Excerpted records:

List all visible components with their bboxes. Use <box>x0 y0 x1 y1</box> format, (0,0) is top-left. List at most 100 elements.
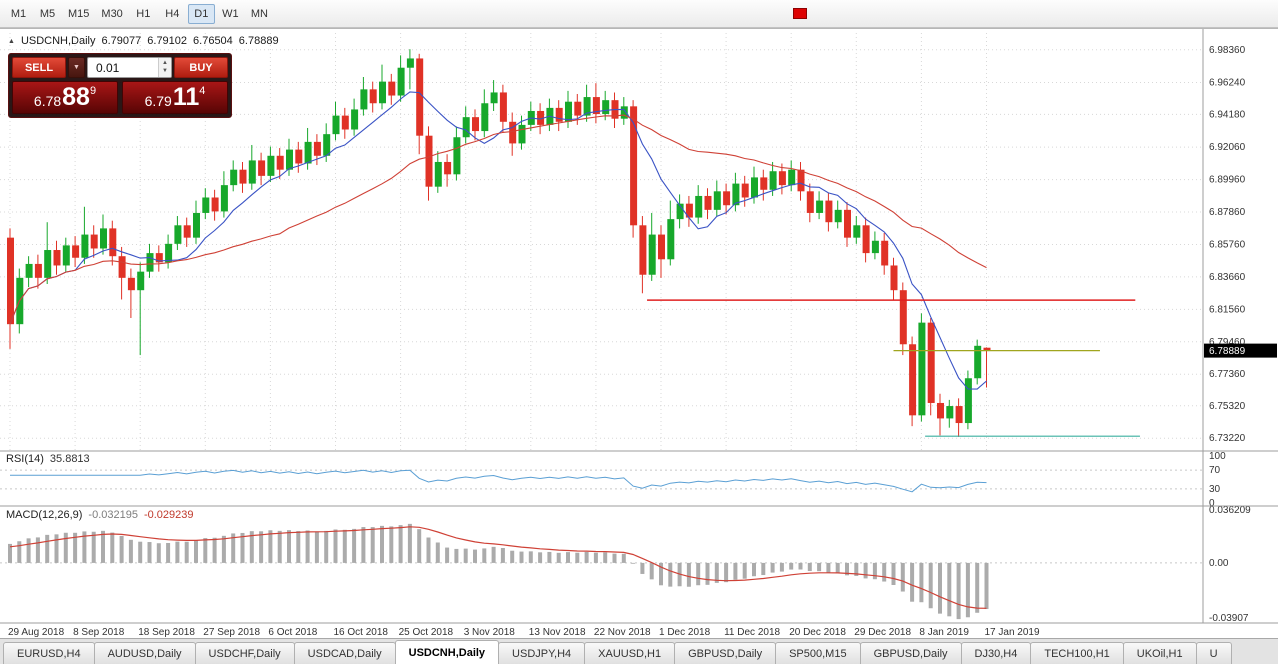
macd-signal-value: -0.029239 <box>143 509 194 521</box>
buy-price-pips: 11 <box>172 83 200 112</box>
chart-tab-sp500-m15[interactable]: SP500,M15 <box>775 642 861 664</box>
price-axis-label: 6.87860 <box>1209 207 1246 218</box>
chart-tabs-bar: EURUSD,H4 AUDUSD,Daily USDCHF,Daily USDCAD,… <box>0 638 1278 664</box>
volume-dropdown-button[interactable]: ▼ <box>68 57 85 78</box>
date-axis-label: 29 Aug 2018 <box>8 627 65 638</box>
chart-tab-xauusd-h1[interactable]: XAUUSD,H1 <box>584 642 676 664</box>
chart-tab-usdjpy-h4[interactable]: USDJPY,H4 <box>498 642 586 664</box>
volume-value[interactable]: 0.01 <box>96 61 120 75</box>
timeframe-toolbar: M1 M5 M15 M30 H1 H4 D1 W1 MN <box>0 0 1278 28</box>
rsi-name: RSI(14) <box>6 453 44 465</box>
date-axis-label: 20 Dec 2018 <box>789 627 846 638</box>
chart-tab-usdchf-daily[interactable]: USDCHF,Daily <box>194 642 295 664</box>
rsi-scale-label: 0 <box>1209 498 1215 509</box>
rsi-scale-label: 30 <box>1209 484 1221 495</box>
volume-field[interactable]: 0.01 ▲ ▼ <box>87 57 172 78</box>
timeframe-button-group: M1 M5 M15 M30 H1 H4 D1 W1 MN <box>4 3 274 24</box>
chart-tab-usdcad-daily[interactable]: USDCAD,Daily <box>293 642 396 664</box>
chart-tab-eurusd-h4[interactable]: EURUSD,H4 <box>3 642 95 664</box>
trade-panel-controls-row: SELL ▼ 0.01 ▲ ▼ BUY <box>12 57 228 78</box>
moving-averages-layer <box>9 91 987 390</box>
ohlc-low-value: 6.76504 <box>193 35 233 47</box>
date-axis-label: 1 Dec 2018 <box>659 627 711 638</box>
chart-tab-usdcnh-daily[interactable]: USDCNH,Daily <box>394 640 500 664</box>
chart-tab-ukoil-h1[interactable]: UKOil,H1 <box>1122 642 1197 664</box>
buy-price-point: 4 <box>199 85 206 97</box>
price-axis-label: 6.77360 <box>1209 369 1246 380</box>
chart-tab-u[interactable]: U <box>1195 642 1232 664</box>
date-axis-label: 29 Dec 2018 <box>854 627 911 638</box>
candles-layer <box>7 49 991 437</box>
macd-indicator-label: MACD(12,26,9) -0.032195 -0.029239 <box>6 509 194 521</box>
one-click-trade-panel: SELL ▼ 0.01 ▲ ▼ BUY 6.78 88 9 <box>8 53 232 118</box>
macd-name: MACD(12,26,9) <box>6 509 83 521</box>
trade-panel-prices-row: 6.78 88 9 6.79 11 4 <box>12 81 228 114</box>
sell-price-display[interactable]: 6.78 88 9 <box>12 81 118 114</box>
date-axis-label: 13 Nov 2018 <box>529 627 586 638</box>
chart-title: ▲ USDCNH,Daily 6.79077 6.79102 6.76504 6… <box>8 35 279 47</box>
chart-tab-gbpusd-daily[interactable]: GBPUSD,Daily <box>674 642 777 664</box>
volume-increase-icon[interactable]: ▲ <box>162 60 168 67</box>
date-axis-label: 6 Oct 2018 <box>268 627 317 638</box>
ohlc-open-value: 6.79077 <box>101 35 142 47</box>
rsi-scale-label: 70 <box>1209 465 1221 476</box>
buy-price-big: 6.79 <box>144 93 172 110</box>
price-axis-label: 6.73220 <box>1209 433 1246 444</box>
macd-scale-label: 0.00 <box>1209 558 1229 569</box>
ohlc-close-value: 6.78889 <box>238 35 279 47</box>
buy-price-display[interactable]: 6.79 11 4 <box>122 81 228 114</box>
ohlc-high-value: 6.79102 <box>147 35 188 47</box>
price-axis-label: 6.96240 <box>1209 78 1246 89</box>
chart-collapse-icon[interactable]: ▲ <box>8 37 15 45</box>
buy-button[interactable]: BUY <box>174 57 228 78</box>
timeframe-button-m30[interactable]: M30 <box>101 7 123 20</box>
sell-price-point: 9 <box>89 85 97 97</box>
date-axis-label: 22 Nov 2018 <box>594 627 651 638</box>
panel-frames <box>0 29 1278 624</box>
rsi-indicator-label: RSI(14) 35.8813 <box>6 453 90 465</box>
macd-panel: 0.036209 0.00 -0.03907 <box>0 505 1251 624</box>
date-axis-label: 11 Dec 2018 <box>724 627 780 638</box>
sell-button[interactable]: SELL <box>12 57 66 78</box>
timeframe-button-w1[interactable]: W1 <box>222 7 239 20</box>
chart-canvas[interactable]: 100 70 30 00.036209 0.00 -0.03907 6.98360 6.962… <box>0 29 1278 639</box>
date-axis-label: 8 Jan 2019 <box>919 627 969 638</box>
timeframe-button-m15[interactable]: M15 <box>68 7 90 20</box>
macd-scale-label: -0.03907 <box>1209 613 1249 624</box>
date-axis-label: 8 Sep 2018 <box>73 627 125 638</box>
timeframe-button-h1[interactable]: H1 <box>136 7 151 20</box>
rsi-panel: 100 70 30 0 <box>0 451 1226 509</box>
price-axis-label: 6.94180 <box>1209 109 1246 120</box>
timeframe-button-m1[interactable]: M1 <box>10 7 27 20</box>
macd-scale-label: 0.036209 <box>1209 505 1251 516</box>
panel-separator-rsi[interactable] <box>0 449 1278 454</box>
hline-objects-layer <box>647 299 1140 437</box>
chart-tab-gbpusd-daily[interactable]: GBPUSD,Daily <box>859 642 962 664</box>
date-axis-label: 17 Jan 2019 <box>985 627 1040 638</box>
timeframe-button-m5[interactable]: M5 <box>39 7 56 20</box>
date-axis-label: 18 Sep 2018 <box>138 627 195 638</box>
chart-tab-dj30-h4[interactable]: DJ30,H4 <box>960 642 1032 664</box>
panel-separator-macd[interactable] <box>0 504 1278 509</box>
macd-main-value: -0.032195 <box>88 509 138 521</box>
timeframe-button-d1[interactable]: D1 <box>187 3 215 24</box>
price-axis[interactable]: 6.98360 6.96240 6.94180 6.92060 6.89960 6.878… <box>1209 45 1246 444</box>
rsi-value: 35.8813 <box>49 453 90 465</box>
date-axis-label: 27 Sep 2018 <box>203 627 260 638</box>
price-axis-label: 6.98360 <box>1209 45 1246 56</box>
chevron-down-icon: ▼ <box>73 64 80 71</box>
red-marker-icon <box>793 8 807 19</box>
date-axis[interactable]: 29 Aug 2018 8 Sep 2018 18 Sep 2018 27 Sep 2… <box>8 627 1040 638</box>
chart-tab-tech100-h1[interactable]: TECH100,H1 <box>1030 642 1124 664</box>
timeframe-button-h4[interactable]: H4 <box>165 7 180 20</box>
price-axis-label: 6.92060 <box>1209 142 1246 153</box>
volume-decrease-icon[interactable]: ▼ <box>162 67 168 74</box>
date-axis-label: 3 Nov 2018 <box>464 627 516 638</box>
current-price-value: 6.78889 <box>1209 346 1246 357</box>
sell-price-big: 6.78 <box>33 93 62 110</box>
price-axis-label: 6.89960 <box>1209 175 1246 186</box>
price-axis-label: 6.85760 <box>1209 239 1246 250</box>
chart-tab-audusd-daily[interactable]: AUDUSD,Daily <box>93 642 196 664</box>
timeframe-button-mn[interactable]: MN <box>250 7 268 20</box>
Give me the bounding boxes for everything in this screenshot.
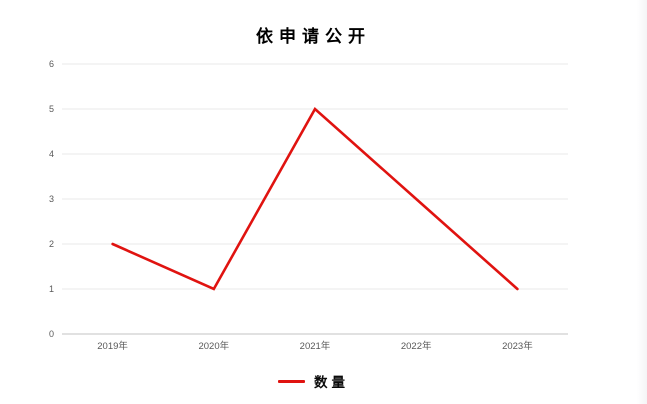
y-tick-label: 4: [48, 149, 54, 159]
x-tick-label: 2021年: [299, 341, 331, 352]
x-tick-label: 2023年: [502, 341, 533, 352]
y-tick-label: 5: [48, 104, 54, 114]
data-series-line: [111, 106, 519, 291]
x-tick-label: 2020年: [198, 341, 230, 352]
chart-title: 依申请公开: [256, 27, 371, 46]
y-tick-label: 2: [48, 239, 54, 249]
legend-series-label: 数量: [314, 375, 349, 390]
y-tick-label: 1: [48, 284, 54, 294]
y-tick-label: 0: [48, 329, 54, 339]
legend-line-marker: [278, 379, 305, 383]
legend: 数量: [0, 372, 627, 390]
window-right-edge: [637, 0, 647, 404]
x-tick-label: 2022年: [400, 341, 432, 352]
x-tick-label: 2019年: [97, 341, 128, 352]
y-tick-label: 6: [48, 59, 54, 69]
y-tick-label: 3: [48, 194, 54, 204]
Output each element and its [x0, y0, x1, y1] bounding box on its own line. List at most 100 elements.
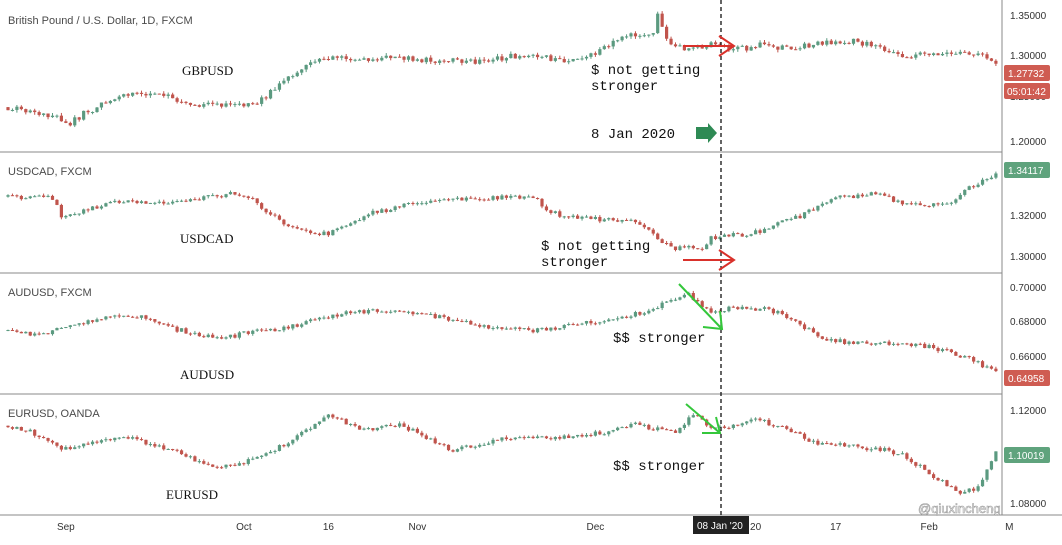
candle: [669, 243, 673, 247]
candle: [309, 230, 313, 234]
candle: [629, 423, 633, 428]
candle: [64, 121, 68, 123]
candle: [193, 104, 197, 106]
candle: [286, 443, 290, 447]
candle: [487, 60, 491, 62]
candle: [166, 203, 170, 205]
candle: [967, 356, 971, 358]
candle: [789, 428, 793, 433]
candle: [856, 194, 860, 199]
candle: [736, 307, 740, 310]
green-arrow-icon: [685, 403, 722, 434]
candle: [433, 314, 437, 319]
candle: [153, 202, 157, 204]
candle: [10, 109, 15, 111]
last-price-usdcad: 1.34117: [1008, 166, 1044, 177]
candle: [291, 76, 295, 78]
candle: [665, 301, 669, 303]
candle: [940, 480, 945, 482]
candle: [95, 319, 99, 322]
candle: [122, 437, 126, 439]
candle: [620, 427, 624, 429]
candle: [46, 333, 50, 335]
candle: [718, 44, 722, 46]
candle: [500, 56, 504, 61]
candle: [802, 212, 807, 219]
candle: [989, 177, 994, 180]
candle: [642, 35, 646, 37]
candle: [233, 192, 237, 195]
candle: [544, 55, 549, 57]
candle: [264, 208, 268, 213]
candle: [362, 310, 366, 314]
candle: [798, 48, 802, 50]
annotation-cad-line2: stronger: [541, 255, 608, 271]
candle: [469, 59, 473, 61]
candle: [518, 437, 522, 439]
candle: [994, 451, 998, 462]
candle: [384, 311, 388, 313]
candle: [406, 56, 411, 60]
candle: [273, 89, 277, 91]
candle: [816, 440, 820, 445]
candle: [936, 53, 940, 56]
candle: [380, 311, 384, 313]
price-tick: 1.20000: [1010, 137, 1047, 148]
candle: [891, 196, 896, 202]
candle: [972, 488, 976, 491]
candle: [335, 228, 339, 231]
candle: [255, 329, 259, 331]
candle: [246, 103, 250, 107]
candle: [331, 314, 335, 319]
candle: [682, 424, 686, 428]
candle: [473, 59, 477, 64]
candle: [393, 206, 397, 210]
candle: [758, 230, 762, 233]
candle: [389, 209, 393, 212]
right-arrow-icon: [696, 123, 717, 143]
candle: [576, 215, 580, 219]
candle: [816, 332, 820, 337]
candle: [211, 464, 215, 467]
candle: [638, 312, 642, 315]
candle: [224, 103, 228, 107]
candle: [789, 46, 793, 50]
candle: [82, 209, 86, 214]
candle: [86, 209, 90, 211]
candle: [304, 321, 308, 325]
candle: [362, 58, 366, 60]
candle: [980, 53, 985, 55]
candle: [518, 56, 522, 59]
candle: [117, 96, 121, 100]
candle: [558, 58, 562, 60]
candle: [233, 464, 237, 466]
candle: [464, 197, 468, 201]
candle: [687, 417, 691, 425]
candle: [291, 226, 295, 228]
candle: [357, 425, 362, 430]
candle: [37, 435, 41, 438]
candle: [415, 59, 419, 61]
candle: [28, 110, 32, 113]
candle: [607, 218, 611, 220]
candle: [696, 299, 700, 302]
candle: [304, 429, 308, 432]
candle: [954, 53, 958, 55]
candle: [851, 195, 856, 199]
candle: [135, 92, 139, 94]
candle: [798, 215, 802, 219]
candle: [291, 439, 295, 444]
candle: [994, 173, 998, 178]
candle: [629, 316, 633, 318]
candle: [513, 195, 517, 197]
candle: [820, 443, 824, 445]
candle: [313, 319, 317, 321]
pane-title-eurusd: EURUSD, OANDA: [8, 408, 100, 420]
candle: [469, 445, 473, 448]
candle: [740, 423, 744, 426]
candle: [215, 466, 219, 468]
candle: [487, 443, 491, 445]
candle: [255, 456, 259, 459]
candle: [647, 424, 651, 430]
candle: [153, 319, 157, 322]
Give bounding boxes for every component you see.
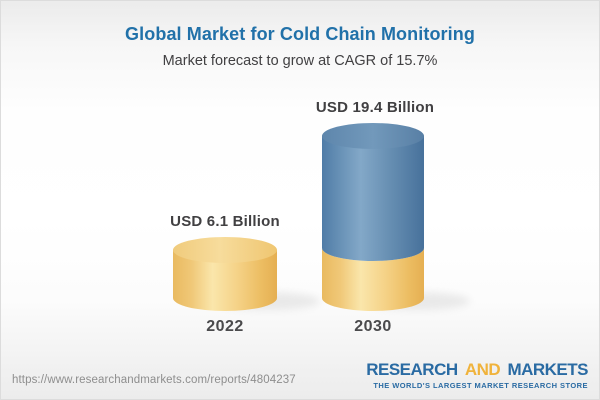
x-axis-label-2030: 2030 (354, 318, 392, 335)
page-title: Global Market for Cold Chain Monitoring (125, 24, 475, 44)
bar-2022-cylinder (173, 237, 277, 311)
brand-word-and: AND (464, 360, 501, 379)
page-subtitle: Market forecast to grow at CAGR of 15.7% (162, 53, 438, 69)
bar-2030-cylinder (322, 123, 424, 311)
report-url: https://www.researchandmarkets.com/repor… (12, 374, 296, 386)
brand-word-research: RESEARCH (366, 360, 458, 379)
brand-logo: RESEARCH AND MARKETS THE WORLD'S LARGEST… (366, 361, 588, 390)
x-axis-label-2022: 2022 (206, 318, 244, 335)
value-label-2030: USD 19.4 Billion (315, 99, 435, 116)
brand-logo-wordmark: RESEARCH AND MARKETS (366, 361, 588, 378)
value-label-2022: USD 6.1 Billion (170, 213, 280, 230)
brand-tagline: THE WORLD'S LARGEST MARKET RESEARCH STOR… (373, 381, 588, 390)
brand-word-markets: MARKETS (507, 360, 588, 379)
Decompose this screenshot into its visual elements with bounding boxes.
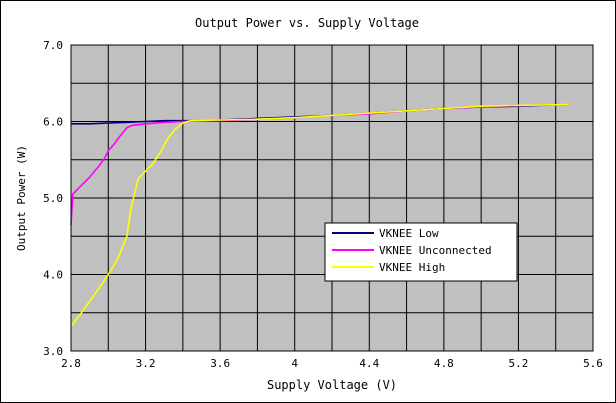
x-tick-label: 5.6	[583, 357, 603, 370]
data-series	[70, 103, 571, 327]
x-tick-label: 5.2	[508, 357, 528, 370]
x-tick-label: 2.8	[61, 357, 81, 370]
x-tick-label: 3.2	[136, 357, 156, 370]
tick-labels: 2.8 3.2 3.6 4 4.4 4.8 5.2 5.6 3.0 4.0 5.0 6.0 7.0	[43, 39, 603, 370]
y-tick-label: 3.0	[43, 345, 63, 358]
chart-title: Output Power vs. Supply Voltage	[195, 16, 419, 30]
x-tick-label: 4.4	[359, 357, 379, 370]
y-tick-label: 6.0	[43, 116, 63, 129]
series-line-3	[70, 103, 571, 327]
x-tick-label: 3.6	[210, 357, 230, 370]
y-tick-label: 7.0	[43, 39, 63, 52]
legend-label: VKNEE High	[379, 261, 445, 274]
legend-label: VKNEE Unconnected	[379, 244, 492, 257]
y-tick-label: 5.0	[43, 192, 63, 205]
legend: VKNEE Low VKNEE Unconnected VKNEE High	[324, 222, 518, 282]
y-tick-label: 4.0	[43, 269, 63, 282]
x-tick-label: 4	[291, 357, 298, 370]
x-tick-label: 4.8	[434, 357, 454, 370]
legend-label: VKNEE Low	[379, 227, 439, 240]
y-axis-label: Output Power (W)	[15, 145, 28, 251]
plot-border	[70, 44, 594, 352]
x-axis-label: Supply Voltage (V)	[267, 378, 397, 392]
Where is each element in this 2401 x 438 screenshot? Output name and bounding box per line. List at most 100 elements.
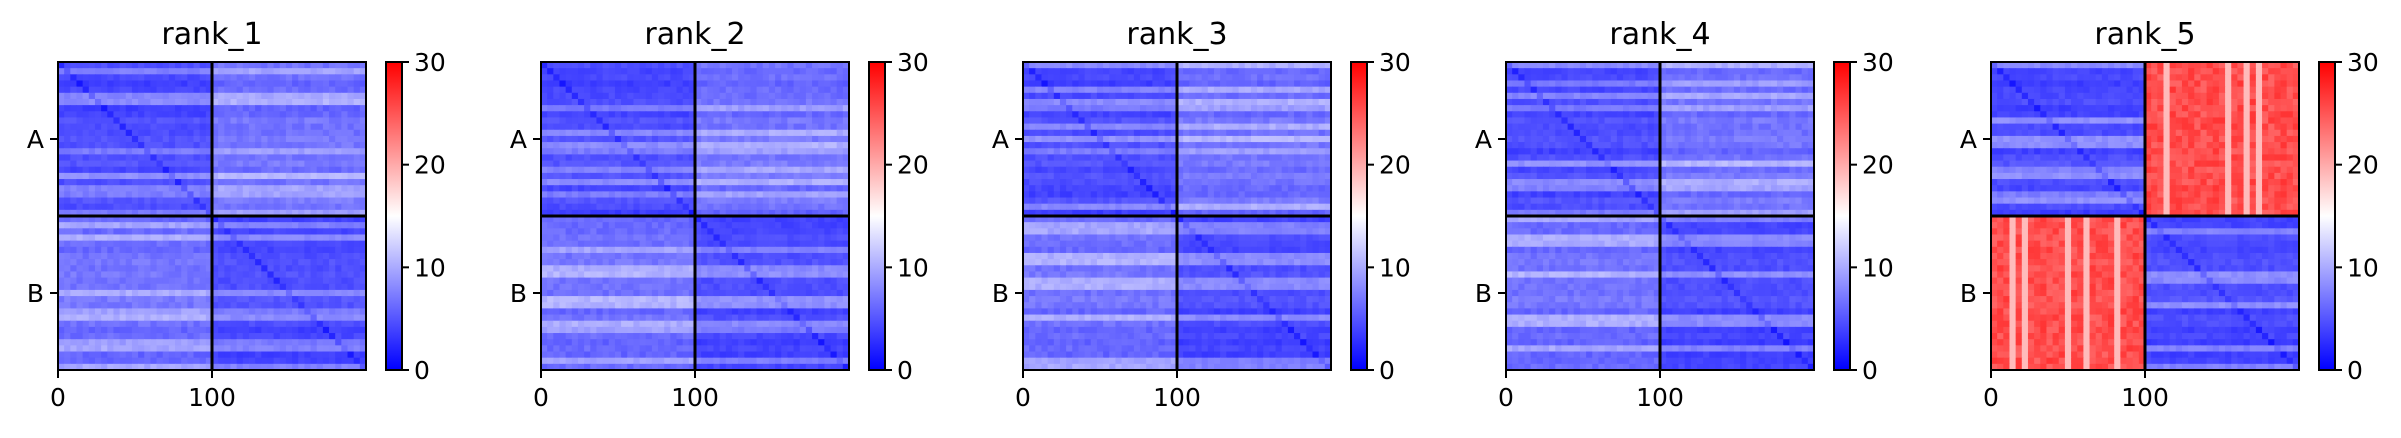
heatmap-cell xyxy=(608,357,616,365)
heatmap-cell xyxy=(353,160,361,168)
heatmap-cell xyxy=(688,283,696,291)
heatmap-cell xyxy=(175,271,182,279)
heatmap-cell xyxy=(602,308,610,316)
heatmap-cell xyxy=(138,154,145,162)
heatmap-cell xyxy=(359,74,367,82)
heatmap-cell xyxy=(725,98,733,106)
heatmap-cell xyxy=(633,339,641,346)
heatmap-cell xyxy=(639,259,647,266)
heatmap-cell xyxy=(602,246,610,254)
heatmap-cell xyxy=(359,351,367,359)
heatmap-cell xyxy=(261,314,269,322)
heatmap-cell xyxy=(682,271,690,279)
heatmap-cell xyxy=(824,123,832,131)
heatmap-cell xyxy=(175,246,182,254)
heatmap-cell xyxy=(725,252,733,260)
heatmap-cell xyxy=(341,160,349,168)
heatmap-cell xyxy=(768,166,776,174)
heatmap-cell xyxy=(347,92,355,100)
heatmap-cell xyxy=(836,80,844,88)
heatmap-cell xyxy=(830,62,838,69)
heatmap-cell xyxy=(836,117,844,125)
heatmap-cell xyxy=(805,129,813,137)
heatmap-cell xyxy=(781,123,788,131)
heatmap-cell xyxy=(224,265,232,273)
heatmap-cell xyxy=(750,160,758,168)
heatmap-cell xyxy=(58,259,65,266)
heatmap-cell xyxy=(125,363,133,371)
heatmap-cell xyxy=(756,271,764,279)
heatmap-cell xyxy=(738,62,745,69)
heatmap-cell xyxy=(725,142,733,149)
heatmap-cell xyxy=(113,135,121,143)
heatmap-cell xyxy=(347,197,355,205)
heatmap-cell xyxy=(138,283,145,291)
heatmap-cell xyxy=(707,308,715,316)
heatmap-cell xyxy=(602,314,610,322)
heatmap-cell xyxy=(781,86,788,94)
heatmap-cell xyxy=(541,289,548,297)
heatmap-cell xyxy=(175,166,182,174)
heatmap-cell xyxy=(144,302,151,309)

Exercise prompt:
Reproduce the lines from the one containing "y-tick-label: 4: [48, 149, 54, 159]" through the one containing "chart-title: 依申请公开: [256, 27, 371, 46]", substituting "x-axis-label" for every "x-tick-label" and changing nothing else.

Finished answer:
y-tick-label: 4: [48, 149, 54, 159]
x-axis-label: 2021年: [299, 341, 331, 352]
x-axis-label: 2023年: [502, 341, 533, 352]
y-tick-label: 5: [48, 104, 54, 114]
data-series-line: [111, 106, 519, 291]
x-axis-label: 2020年: [198, 341, 230, 352]
chart-title: 依申请公开: [256, 27, 371, 46]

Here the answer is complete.